_Available data_.
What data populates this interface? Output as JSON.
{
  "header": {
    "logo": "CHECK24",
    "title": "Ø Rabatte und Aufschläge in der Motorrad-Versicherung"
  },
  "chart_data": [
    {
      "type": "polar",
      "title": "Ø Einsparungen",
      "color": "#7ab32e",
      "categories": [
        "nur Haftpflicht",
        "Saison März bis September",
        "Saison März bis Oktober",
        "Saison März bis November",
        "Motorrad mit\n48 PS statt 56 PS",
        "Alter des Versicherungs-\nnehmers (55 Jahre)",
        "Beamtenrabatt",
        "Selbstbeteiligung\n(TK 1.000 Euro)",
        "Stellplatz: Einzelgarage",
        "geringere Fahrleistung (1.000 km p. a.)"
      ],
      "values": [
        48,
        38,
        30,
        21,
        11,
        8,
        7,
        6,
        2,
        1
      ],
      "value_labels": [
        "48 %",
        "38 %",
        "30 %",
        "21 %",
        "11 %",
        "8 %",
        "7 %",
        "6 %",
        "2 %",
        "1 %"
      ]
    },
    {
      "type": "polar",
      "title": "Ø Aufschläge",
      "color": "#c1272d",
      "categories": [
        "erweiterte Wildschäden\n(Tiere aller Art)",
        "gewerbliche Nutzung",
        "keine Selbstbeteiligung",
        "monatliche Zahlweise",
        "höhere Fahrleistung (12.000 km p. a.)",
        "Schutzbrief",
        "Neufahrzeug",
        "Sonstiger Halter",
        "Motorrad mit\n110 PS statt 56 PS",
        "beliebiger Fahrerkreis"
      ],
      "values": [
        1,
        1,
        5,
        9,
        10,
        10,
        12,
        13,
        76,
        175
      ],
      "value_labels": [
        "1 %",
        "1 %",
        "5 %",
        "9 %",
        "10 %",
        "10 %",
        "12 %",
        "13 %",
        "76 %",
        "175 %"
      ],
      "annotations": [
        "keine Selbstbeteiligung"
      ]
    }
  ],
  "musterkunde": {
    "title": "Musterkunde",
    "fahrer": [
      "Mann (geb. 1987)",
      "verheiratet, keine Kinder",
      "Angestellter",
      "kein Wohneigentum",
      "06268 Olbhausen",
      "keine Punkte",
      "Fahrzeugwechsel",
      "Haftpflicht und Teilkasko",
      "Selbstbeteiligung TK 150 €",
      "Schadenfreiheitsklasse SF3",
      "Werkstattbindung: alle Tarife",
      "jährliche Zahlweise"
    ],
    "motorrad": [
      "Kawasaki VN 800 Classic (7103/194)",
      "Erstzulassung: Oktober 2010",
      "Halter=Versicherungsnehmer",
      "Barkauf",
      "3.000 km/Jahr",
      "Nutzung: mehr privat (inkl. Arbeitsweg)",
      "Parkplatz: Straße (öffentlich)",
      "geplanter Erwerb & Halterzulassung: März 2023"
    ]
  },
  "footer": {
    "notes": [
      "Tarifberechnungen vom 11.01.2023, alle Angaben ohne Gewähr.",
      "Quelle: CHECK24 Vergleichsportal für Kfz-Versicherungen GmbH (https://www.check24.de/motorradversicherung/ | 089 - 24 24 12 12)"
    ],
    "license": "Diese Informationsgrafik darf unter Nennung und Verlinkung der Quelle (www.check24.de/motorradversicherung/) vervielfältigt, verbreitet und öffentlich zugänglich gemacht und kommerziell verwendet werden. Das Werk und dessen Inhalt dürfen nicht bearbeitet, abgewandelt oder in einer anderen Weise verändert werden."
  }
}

_What this task involves_. Output every entry shown above, exactly.

_Result below_.
What data populates this interface? Output as JSON.
{
  "header": {
    "logo": "CHECK24",
    "title": "Ø Rabatte und Aufschläge in der Motorrad-Versicherung"
  },
  "chart_data": [
    {
      "type": "polar",
      "title": "Ø Einsparungen",
      "color": "#7ab32e",
      "categories": [
        "nur Haftpflicht",
        "Saison März bis September",
        "Saison März bis Oktober",
        "Saison März bis November",
        "Motorrad mit\n48 PS statt 56 PS",
        "Alter des Versicherungs-\nnehmers (55 Jahre)",
        "Beamtenrabatt",
        "Selbstbeteiligung\n(TK 1.000 Euro)",
        "Stellplatz: Einzelgarage",
        "geringere Fahrleistung (1.000 km p. a.)"
      ],
      "values": [
        48,
        38,
        30,
        21,
        11,
        8,
        7,
        6,
        2,
        1
      ],
      "value_labels": [
        "48 %",
        "38 %",
        "30 %",
        "21 %",
        "11 %",
        "8 %",
        "7 %",
        "6 %",
        "2 %",
        "1 %"
      ]
    },
    {
      "type": "polar",
      "title": "Ø Aufschläge",
      "color": "#c1272d",
      "categories": [
        "erweiterte Wildschäden\n(Tiere aller Art)",
        "gewerbliche Nutzung",
        "keine Selbstbeteiligung",
        "monatliche Zahlweise",
        "höhere Fahrleistung (12.000 km p. a.)",
        "Schutzbrief",
        "Neufahrzeug",
        "Sonstiger Halter",
        "Motorrad mit\n110 PS statt 56 PS",
        "beliebiger Fahrerkreis"
      ],
      "values": [
        1,
        1,
        5,
        9,
        10,
        10,
        12,
        13,
        76,
        175
      ],
      "value_labels": [
        "1 %",
        "1 %",
        "5 %",
        "9 %",
        "10 %",
        "10 %",
        "12 %",
        "13 %",
        "76 %",
        "175 %"
      ],
      "annotations": [
        "keine Selbstbeteiligung"
      ]
    }
  ],
  "musterkunde": {
    "title": "Musterkunde",
    "fahrer": [
      "Mann (geb. 1987)",
      "verheiratet, keine Kinder",
      "Angestellter",
      "kein Wohneigentum",
      "06268 Olbhausen",
      "keine Punkte",
      "Fahrzeugwechsel",
      "Haftpflicht und Teilkasko",
      "Selbstbeteiligung TK 150 €",
      "Schadenfreiheitsklasse SF3",
      "Werkstattbindung: alle Tarife",
      "jährliche Zahlweise"
    ],
    "motorrad": [
      "Kawasaki VN 800 Classic (7103/194)",
      "Erstzulassung: Oktober 2010",
      "Halter=Versicherungsnehmer",
      "Barkauf",
      "3.000 km/Jahr",
      "Nutzung: mehr privat (inkl. Arbeitsweg)",
      "Parkplatz: Straße (öffentlich)",
      "geplanter Erwerb & Halterzulassung: März 2023"
    ]
  },
  "footer": {
    "notes": [
      "Tarifberechnungen vom 11.01.2023, alle Angaben ohne Gewähr.",
      "Quelle: CHECK24 Vergleichsportal für Kfz-Versicherungen GmbH (https://www.check24.de/motorradversicherung/ | 089 - 24 24 12 12)"
    ],
    "license": "Diese Informationsgrafik darf unter Nennung und Verlinkung der Quelle (www.check24.de/motorradversicherung/) vervielfältigt, verbreitet und öffentlich zugänglich gemacht und kommerziell verwendet werden. Das Werk und dessen Inhalt dürfen nicht bearbeitet, abgewandelt oder in einer anderen Weise verändert werden."
  }
}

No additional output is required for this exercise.